# Exercise directions:
Of all the lines in the material, how many contain the word "legend"? State the number alone.

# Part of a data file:

+++++

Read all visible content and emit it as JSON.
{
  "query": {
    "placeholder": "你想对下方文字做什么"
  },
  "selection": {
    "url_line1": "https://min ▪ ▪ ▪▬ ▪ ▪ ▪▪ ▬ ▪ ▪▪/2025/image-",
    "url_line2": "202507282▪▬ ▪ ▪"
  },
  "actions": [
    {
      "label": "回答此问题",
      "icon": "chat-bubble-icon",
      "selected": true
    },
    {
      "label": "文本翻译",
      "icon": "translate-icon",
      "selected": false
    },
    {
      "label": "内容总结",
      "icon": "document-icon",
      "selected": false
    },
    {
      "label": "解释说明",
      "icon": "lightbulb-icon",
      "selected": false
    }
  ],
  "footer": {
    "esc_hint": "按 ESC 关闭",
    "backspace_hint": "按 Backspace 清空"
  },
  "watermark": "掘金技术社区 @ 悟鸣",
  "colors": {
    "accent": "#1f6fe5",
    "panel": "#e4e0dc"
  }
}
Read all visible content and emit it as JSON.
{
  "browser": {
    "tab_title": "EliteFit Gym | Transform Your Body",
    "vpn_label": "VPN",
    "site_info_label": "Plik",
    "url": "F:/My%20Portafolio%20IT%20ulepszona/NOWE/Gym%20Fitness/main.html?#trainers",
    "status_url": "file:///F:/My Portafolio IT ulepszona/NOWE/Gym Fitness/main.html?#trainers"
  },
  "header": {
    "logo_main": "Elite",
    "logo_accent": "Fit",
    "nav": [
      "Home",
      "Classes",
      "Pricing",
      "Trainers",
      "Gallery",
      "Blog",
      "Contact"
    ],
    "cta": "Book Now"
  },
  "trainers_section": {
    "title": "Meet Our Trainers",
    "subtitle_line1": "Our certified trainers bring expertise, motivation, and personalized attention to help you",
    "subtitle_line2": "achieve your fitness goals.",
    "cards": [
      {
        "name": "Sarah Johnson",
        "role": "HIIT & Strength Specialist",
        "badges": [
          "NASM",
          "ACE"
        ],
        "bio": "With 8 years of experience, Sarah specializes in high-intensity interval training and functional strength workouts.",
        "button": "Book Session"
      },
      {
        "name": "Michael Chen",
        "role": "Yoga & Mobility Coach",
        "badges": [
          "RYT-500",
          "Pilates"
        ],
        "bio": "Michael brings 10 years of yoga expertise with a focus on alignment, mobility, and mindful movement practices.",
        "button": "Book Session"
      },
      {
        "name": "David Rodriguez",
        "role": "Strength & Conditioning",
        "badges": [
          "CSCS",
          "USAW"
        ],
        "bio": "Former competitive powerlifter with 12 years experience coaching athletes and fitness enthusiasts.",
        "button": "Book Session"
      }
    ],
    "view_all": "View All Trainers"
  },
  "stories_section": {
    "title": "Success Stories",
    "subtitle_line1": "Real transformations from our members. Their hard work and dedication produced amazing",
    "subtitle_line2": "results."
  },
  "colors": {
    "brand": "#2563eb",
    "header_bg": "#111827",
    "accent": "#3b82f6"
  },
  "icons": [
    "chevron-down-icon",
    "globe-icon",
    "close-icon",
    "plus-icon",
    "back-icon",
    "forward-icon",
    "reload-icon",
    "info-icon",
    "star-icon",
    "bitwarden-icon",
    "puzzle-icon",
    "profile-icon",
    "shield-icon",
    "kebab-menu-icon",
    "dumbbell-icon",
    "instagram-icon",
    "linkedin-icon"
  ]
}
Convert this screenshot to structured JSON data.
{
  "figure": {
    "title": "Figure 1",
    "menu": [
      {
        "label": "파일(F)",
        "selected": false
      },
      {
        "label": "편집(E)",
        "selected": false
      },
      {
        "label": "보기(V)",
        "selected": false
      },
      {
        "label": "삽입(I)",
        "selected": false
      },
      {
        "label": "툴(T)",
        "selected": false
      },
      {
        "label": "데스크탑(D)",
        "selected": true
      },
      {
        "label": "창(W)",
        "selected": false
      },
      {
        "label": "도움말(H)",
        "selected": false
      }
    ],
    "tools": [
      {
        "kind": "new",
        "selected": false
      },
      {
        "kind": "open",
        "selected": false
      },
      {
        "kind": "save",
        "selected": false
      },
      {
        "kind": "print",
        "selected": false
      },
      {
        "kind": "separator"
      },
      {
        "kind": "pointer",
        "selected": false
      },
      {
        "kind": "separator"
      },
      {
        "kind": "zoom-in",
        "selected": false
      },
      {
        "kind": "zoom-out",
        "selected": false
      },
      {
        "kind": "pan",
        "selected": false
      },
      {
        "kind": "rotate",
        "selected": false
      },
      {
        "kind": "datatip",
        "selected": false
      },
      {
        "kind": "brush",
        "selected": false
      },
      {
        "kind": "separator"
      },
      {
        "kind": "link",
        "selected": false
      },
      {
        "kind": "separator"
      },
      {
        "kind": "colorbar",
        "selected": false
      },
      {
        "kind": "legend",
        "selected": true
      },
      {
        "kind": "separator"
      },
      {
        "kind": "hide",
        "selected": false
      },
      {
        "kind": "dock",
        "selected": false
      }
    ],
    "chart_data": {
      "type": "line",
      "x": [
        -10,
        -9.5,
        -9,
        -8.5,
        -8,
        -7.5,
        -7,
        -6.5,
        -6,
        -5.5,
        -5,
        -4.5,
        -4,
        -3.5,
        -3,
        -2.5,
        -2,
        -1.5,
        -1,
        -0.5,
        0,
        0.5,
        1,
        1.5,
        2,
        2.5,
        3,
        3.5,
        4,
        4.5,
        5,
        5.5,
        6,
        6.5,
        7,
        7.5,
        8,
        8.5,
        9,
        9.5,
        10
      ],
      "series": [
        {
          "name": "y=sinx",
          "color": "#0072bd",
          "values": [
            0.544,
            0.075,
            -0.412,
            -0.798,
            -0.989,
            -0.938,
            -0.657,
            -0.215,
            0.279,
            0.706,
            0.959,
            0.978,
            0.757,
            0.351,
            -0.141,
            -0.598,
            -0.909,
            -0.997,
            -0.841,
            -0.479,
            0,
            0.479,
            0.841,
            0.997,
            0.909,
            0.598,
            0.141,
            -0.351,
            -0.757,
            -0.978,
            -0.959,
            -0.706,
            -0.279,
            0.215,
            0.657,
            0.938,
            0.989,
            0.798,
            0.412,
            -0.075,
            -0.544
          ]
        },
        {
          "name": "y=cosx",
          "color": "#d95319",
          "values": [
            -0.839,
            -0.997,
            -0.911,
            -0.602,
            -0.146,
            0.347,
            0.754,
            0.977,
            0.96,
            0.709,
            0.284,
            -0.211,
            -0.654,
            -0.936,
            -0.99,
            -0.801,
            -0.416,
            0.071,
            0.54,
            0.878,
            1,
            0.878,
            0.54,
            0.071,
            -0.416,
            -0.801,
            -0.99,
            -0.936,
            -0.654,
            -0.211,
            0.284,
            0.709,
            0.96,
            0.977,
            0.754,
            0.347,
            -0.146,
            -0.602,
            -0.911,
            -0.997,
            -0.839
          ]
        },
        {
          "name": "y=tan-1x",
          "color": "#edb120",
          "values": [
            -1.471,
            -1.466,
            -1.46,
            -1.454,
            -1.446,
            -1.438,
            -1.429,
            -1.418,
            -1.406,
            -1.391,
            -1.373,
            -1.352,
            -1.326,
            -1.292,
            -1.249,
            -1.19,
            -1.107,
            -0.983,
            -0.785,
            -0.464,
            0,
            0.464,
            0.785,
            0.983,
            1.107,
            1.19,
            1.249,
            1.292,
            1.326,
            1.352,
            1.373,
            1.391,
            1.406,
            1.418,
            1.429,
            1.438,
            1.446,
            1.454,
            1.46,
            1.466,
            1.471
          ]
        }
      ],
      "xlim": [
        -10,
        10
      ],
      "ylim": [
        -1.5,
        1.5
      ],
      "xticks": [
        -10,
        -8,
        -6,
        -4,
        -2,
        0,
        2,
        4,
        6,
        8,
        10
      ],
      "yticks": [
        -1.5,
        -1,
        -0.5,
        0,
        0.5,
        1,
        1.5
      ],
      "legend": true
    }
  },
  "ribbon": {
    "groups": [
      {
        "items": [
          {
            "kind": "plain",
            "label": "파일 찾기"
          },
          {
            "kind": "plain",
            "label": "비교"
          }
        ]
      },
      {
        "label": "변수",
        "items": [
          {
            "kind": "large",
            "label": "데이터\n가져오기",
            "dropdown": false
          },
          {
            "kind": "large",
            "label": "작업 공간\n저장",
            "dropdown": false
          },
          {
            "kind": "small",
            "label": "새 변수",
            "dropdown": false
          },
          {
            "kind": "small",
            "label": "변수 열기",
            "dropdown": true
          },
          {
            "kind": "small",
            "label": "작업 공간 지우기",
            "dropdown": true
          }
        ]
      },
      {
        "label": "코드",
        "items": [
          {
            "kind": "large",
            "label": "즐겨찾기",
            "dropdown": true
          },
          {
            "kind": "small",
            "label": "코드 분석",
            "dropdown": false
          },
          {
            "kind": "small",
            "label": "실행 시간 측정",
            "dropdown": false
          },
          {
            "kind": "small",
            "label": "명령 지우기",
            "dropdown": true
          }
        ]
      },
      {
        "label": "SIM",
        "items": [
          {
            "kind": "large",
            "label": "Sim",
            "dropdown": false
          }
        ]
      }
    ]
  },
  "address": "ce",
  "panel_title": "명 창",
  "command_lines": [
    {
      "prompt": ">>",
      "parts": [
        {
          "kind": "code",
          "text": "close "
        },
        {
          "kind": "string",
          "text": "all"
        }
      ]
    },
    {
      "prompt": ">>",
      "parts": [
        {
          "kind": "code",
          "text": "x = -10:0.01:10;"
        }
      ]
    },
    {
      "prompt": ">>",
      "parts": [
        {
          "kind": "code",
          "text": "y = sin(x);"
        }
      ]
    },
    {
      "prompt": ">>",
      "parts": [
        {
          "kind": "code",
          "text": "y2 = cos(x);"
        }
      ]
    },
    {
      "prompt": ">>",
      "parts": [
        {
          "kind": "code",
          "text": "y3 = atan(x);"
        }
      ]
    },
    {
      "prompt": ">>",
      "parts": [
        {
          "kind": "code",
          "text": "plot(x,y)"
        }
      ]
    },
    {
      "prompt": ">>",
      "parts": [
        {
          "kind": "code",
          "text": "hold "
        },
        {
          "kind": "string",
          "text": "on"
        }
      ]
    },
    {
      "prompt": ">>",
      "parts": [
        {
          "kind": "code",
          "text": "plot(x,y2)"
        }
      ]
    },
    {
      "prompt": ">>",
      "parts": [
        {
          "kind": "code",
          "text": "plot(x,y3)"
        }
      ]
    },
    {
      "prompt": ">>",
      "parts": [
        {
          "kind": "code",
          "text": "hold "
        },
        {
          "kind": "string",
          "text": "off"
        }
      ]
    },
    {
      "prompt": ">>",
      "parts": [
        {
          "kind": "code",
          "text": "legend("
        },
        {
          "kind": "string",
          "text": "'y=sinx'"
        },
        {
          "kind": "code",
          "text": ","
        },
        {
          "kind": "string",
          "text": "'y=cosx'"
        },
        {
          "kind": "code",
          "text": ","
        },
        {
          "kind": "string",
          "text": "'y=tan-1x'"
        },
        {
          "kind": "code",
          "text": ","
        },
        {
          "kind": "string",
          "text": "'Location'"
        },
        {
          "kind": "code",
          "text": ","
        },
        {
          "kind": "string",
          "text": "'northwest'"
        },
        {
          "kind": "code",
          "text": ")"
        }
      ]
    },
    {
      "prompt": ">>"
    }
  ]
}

+++++

# Exercise result:
3